(Stored data)
------

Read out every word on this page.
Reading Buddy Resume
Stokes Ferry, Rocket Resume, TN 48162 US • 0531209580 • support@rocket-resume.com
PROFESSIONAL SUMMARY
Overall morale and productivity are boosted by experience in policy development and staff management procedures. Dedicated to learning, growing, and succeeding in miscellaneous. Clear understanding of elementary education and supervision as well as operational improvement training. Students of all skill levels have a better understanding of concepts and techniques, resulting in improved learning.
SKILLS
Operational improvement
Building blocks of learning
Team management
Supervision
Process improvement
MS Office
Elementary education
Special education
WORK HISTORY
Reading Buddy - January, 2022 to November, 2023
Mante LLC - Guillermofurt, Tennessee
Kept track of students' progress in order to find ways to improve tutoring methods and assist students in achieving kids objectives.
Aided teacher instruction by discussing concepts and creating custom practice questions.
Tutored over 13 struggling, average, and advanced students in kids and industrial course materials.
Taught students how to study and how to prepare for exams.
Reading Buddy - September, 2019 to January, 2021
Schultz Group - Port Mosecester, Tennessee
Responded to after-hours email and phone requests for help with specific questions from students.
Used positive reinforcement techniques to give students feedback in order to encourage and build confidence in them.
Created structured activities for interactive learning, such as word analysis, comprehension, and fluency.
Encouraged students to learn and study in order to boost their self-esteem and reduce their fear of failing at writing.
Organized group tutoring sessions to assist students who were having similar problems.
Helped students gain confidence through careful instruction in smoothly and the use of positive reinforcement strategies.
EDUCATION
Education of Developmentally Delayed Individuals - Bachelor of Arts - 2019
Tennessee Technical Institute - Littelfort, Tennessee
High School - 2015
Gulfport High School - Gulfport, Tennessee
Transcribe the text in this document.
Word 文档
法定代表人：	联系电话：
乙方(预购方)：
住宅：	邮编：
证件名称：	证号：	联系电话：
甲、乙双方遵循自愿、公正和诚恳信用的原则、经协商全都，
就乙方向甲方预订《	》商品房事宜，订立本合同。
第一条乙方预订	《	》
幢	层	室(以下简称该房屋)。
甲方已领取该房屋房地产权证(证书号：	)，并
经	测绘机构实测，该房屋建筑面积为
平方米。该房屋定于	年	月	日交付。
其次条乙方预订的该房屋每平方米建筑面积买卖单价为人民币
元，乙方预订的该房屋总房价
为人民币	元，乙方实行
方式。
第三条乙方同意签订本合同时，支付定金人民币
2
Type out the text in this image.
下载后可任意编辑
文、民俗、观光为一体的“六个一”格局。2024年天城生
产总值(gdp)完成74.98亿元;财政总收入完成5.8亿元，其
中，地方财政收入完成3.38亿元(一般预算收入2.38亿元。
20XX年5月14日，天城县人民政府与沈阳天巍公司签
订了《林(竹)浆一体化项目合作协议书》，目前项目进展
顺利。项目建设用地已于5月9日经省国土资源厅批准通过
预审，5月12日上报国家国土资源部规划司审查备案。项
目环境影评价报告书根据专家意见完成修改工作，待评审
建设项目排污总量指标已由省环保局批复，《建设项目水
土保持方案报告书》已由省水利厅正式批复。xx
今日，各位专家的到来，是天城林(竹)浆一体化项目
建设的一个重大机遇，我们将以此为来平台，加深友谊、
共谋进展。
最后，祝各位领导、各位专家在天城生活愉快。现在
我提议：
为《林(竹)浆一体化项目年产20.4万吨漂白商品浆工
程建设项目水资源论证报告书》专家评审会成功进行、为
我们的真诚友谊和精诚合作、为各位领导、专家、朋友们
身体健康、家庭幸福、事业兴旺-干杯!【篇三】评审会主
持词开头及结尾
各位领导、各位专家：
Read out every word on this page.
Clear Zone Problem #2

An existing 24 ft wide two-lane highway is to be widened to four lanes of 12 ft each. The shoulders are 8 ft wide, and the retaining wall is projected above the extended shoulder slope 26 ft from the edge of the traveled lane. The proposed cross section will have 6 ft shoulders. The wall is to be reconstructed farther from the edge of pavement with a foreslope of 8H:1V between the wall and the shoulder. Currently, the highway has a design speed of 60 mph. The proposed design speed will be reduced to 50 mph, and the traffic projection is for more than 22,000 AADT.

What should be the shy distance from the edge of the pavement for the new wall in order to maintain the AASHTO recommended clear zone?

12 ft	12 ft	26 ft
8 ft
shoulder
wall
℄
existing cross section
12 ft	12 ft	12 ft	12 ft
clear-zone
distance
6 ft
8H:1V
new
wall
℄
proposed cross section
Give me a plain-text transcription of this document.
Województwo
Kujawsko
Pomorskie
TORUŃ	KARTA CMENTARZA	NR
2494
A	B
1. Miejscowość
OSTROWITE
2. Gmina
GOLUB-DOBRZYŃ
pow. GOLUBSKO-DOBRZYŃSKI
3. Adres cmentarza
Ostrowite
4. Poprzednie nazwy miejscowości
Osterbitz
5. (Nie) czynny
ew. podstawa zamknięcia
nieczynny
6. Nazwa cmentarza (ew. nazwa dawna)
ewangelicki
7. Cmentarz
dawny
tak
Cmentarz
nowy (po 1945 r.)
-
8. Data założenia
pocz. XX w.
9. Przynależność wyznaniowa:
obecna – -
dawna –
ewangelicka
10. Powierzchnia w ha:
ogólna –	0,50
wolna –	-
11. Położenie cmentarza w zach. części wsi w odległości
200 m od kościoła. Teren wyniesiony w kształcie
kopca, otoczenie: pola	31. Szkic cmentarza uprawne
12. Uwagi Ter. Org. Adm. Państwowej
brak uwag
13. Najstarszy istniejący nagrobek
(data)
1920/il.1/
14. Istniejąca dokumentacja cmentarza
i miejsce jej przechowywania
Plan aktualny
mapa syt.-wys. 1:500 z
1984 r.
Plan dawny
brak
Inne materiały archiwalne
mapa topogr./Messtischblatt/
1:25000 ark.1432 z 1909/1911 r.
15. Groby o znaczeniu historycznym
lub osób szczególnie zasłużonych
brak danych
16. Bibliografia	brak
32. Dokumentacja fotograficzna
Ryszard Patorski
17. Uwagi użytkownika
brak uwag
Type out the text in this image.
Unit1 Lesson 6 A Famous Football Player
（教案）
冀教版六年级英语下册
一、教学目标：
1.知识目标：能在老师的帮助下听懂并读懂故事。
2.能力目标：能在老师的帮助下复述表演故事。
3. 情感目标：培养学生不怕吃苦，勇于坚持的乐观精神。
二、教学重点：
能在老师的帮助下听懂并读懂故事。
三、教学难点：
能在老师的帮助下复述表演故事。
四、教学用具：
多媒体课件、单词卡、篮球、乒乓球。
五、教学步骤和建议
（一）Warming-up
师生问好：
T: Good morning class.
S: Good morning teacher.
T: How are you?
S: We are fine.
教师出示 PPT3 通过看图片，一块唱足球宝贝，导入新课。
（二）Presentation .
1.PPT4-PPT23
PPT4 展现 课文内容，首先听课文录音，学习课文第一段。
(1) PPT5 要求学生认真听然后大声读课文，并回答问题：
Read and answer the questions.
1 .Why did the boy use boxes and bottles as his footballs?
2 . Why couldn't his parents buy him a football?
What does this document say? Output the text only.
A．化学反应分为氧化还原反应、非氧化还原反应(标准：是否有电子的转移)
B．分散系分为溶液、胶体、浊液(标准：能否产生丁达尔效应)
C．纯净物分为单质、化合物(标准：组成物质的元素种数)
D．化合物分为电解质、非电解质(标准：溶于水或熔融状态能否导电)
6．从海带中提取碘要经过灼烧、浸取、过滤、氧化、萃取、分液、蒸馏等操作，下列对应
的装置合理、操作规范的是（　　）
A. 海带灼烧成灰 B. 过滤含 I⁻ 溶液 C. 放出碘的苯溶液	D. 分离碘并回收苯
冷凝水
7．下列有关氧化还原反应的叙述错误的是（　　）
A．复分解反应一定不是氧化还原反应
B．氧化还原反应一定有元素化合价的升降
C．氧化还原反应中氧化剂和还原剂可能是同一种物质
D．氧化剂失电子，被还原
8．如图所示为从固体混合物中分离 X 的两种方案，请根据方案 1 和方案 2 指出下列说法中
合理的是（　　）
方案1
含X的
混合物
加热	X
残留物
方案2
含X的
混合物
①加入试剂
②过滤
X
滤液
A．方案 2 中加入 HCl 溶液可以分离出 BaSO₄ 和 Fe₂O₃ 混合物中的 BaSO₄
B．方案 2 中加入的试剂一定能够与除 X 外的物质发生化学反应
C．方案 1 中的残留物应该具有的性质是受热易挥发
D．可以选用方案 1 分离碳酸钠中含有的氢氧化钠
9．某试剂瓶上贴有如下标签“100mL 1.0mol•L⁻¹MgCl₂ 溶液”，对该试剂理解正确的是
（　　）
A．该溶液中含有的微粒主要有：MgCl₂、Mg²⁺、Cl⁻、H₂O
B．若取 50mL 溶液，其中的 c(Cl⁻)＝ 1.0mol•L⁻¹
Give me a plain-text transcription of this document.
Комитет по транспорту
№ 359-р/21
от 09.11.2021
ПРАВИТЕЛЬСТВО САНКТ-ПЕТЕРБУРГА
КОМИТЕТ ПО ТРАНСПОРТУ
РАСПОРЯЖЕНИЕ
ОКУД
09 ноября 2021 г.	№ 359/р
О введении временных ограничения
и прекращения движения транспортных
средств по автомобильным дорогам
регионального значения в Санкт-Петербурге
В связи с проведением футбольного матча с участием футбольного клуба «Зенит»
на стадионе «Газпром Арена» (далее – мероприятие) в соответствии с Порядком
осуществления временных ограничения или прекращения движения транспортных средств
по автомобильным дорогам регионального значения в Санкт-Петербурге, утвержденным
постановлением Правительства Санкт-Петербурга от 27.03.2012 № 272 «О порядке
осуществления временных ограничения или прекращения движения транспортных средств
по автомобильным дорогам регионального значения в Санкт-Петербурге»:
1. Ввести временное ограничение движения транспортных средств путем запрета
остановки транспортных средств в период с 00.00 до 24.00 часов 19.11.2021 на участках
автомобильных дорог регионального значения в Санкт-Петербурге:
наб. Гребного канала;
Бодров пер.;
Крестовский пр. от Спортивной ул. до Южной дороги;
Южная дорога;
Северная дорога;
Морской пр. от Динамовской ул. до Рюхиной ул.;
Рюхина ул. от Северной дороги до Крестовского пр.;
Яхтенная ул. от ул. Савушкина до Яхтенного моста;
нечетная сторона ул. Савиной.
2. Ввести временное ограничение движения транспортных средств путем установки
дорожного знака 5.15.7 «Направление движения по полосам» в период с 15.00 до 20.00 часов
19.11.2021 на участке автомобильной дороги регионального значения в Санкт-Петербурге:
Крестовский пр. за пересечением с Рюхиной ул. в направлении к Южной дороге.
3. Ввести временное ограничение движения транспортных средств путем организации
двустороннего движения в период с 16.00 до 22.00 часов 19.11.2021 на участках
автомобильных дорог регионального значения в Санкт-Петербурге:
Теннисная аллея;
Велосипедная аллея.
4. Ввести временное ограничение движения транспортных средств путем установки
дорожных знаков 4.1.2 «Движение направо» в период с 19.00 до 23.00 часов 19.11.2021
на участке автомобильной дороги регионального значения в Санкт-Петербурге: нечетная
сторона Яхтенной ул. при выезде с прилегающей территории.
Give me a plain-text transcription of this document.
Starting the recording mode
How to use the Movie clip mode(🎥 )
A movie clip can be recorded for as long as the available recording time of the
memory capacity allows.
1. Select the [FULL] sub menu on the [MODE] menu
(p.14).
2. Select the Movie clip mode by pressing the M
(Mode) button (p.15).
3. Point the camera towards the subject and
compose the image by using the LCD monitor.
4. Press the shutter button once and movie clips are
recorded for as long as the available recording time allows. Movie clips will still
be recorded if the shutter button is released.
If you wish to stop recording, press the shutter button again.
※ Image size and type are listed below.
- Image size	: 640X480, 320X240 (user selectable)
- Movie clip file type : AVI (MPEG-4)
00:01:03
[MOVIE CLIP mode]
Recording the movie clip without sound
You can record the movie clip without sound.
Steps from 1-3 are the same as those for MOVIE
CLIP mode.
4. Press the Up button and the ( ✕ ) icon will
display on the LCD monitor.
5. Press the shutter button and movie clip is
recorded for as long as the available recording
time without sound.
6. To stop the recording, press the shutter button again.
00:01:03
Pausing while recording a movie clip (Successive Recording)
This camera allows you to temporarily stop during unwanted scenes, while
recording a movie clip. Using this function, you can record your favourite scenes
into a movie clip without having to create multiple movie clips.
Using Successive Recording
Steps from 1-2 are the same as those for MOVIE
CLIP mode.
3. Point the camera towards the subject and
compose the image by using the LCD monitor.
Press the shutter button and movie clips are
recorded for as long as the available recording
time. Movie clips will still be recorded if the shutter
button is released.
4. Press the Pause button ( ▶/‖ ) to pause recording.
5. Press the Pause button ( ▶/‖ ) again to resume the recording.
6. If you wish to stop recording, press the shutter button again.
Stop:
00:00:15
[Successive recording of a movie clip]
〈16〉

------

[What is being asked]
In the material above, find the lines that contain "часов" and show them.

[Written reply]
остановки транспортных средств в период с 00.00 до 24.00 часов 19.11.2021 на участках
дорожного знака 5.15.7 «Направление движения по полосам» в период с 15.00 до 20.00 часов
двустороннего движения в период с 16.00 до 22.00 часов 19.11.2021 на участках
дорожных знаков 4.1.2 «Движение направо» в период с 19.00 до 23.00 часов 19.11.2021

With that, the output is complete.